Description of the task => Set the following entries down again exactly, line by line.

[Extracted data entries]
»»
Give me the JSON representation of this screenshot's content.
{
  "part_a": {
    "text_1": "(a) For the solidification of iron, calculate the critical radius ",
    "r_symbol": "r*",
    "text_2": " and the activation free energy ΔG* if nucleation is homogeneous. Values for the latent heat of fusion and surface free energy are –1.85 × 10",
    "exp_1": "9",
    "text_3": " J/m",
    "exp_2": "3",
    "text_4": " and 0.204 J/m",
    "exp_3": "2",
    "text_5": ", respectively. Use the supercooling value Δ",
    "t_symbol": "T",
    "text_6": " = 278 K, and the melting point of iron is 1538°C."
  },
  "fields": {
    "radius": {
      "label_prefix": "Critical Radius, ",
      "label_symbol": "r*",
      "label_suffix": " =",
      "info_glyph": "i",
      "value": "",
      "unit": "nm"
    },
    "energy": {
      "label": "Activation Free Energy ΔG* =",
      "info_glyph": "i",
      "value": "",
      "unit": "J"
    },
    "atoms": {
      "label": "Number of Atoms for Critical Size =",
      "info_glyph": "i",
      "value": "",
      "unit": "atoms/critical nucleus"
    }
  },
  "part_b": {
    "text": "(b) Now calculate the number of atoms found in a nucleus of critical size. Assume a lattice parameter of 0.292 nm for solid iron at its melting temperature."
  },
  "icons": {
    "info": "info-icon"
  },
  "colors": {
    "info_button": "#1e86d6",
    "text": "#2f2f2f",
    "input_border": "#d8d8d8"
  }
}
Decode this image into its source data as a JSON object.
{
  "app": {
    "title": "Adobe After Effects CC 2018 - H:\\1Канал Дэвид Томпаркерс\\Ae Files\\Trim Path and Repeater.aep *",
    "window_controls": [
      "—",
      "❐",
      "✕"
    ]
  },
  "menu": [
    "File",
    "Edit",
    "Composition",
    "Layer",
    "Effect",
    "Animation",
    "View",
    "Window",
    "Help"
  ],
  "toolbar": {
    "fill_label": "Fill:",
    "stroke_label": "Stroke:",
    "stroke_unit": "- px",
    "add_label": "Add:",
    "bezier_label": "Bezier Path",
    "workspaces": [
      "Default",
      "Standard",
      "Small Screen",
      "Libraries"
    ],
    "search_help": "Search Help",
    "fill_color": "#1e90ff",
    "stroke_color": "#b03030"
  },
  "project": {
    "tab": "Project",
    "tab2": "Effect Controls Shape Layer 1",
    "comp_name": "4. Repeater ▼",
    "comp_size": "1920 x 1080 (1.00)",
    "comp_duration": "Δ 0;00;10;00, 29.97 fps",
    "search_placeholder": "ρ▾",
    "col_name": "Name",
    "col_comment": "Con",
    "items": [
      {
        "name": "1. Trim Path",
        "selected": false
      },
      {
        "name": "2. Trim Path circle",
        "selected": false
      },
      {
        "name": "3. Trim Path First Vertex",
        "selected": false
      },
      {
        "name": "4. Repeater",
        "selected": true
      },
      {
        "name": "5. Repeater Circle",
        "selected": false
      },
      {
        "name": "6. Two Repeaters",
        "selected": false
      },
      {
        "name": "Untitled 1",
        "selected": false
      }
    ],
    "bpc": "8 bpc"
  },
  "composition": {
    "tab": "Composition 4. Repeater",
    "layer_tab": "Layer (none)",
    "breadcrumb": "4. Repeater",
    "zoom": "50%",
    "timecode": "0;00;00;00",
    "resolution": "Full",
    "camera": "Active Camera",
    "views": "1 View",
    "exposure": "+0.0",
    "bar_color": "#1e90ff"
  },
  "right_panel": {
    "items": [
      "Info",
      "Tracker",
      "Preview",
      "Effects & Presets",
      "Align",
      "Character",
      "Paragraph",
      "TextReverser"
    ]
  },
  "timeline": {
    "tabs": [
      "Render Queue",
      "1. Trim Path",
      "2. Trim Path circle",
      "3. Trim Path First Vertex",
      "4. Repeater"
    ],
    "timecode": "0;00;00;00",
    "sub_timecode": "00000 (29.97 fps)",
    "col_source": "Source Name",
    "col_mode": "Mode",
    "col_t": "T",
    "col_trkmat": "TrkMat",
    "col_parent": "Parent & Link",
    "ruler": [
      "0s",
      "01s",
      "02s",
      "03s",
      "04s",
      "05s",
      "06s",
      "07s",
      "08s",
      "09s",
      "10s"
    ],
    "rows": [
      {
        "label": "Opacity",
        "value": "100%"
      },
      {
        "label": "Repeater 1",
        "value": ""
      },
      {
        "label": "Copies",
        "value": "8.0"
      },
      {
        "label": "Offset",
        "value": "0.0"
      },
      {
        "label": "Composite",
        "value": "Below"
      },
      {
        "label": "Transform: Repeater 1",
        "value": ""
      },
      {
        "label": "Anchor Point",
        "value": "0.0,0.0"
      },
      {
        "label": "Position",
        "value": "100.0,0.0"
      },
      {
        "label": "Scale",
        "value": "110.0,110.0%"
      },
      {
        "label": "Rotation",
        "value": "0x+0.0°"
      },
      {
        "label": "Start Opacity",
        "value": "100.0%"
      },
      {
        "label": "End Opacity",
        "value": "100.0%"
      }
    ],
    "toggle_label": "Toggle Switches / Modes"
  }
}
««
Full solution =>
Give me the JSON representation of this screenshot's content.
{
  "part_a": {
    "text_1": "(a) For the solidification of iron, calculate the critical radius ",
    "r_symbol": "r*",
    "text_2": " and the activation free energy ΔG* if nucleation is homogeneous. Values for the latent heat of fusion and surface free energy are –1.85 × 10",
    "exp_1": "9",
    "text_3": " J/m",
    "exp_2": "3",
    "text_4": " and 0.204 J/m",
    "exp_3": "2",
    "text_5": ", respectively. Use the supercooling value Δ",
    "t_symbol": "T",
    "text_6": " = 278 K, and the melting point of iron is 1538°C."
  },
  "fields": {
    "radius": {
      "label_prefix": "Critical Radius, ",
      "label_symbol": "r*",
      "label_suffix": " =",
      "info_glyph": "i",
      "value": "",
      "unit": "nm"
    },
    "energy": {
      "label": "Activation Free Energy ΔG* =",
      "info_glyph": "i",
      "value": "",
      "unit": "J"
    },
    "atoms": {
      "label": "Number of Atoms for Critical Size =",
      "info_glyph": "i",
      "value": "",
      "unit": "atoms/critical nucleus"
    }
  },
  "part_b": {
    "text": "(b) Now calculate the number of atoms found in a nucleus of critical size. Assume a lattice parameter of 0.292 nm for solid iron at its melting temperature."
  },
  "icons": {
    "info": "info-icon"
  },
  "colors": {
    "info_button": "#1e86d6",
    "text": "#2f2f2f",
    "input_border": "#d8d8d8"
  }
}
Decode this image into its source data as a JSON object.
{
  "app": {
    "title": "Adobe After Effects CC 2018 - H:\\1Канал Дэвид Томпаркерс\\Ae Files\\Trim Path and Repeater.aep *",
    "window_controls": [
      "—",
      "❐",
      "✕"
    ]
  },
  "menu": [
    "File",
    "Edit",
    "Composition",
    "Layer",
    "Effect",
    "Animation",
    "View",
    "Window",
    "Help"
  ],
  "toolbar": {
    "fill_label": "Fill:",
    "stroke_label": "Stroke:",
    "stroke_unit": "- px",
    "add_label": "Add:",
    "bezier_label": "Bezier Path",
    "workspaces": [
      "Default",
      "Standard",
      "Small Screen",
      "Libraries"
    ],
    "search_help": "Search Help",
    "fill_color": "#1e90ff",
    "stroke_color": "#b03030"
  },
  "project": {
    "tab": "Project",
    "tab2": "Effect Controls Shape Layer 1",
    "comp_name": "4. Repeater ▼",
    "comp_size": "1920 x 1080 (1.00)",
    "comp_duration": "Δ 0;00;10;00, 29.97 fps",
    "search_placeholder": "ρ▾",
    "col_name": "Name",
    "col_comment": "Con",
    "items": [
      {
        "name": "1. Trim Path",
        "selected": false
      },
      {
        "name": "2. Trim Path circle",
        "selected": false
      },
      {
        "name": "3. Trim Path First Vertex",
        "selected": false
      },
      {
        "name": "4. Repeater",
        "selected": true
      },
      {
        "name": "5. Repeater Circle",
        "selected": false
      },
      {
        "name": "6. Two Repeaters",
        "selected": false
      },
      {
        "name": "Untitled 1",
        "selected": false
      }
    ],
    "bpc": "8 bpc"
  },
  "composition": {
    "tab": "Composition 4. Repeater",
    "layer_tab": "Layer (none)",
    "breadcrumb": "4. Repeater",
    "zoom": "50%",
    "timecode": "0;00;00;00",
    "resolution": "Full",
    "camera": "Active Camera",
    "views": "1 View",
    "exposure": "+0.0",
    "bar_color": "#1e90ff"
  },
  "right_panel": {
    "items": [
      "Info",
      "Tracker",
      "Preview",
      "Effects & Presets",
      "Align",
      "Character",
      "Paragraph",
      "TextReverser"
    ]
  },
  "timeline": {
    "tabs": [
      "Render Queue",
      "1. Trim Path",
      "2. Trim Path circle",
      "3. Trim Path First Vertex",
      "4. Repeater"
    ],
    "timecode": "0;00;00;00",
    "sub_timecode": "00000 (29.97 fps)",
    "col_source": "Source Name",
    "col_mode": "Mode",
    "col_t": "T",
    "col_trkmat": "TrkMat",
    "col_parent": "Parent & Link",
    "ruler": [
      "0s",
      "01s",
      "02s",
      "03s",
      "04s",
      "05s",
      "06s",
      "07s",
      "08s",
      "09s",
      "10s"
    ],
    "rows": [
      {
        "label": "Opacity",
        "value": "100%"
      },
      {
        "label": "Repeater 1",
        "value": ""
      },
      {
        "label": "Copies",
        "value": "8.0"
      },
      {
        "label": "Offset",
        "value": "0.0"
      },
      {
        "label": "Composite",
        "value": "Below"
      },
      {
        "label": "Transform: Repeater 1",
        "value": ""
      },
      {
        "label": "Anchor Point",
        "value": "0.0,0.0"
      },
      {
        "label": "Position",
        "value": "100.0,0.0"
      },
      {
        "label": "Scale",
        "value": "110.0,110.0%"
      },
      {
        "label": "Rotation",
        "value": "0x+0.0°"
      },
      {
        "label": "Start Opacity",
        "value": "100.0%"
      },
      {
        "label": "End Opacity",
        "value": "100.0%"
      }
    ],
    "toggle_label": "Toggle Switches / Modes"
  }
}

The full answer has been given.